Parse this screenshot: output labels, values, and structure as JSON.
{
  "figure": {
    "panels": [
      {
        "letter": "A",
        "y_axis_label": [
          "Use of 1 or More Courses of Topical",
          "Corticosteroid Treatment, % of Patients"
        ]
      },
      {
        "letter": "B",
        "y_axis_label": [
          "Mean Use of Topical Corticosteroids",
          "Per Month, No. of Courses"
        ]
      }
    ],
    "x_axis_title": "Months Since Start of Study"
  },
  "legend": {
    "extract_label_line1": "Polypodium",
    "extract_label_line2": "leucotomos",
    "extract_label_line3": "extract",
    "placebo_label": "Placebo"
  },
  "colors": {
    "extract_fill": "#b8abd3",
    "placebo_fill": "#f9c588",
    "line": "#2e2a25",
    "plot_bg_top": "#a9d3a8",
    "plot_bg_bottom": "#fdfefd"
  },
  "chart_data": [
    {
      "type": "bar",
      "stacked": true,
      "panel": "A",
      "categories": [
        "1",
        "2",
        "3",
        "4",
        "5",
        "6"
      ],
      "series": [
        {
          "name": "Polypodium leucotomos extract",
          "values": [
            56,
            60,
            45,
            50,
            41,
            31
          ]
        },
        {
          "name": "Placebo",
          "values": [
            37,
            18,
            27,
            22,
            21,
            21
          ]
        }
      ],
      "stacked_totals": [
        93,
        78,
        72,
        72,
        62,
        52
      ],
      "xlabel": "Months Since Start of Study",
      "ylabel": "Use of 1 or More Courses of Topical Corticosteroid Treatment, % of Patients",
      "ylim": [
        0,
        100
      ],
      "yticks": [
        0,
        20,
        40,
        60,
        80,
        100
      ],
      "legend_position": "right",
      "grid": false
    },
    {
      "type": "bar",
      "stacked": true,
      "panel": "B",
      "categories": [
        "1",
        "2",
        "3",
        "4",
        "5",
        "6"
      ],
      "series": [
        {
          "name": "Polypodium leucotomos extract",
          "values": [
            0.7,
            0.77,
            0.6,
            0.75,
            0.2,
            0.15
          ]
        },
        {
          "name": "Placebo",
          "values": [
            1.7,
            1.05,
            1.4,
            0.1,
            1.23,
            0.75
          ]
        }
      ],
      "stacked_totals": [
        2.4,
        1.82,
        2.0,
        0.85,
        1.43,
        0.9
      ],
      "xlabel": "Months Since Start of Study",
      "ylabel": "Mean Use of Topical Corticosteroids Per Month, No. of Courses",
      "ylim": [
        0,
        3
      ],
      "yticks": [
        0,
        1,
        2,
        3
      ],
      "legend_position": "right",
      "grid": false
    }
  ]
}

▸ YOUR ASSIGNMENT:
Which lines of the listing contain the string "ylabel"? Copy each of them.

▸ COMPLETED TASK:
      "ylabel": "Use of 1 or More Courses of Topical Corticosteroid Treatment, % of Patients",
      "ylabel": "Mean Use of Topical Corticosteroids Per Month, No. of Courses",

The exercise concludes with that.